- **REQUIRED TASK**
Pull every line of the entries that has the word "group".

- **INFORMATION PROVIDED**
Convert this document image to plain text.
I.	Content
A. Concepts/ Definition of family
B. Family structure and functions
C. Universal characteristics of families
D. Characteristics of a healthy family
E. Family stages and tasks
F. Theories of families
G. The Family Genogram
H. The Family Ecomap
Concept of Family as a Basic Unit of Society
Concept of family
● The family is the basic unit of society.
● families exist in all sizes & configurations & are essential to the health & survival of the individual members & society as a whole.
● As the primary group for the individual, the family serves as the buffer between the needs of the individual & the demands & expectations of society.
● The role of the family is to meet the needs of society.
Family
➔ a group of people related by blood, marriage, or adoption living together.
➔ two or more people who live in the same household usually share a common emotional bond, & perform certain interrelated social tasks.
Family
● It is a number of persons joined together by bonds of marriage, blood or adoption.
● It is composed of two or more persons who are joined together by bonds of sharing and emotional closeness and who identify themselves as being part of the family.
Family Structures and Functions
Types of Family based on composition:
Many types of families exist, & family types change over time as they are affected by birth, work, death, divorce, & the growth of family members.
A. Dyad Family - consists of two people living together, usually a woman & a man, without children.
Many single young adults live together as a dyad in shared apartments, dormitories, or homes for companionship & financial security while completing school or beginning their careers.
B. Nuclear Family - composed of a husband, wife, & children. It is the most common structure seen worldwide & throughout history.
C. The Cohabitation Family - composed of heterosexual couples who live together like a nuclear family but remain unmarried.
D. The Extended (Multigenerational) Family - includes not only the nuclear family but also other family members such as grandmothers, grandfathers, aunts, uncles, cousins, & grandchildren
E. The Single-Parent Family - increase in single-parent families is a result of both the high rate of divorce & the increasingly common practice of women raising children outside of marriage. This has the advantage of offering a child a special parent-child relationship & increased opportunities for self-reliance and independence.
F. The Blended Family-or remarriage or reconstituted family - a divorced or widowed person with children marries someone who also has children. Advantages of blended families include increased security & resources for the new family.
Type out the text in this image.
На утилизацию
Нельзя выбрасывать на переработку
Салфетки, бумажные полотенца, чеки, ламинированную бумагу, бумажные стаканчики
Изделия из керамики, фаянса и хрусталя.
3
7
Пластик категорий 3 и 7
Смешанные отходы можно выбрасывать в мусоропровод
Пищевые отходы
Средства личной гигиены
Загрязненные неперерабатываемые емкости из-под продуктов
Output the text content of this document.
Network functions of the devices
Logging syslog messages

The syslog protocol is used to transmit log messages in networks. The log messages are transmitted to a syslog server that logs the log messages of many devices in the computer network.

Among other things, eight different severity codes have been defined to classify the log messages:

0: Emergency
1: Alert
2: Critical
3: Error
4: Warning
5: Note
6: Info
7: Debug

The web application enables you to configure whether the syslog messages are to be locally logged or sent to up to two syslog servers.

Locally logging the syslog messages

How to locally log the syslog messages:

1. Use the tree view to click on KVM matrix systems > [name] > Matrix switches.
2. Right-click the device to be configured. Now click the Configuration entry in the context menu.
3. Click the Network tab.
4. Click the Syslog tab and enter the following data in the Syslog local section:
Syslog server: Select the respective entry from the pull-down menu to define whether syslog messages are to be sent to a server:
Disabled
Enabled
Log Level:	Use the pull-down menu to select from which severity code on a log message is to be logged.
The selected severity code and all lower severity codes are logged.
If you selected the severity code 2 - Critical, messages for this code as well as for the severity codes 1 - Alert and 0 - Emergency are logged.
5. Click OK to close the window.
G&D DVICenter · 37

- **WORKED ANSWER**
● As the primary group for the individual, the family serves as the buffer between the needs of the individual & the demands & expectations of society.
➔ a group of people related by blood, marriage, or adoption living together.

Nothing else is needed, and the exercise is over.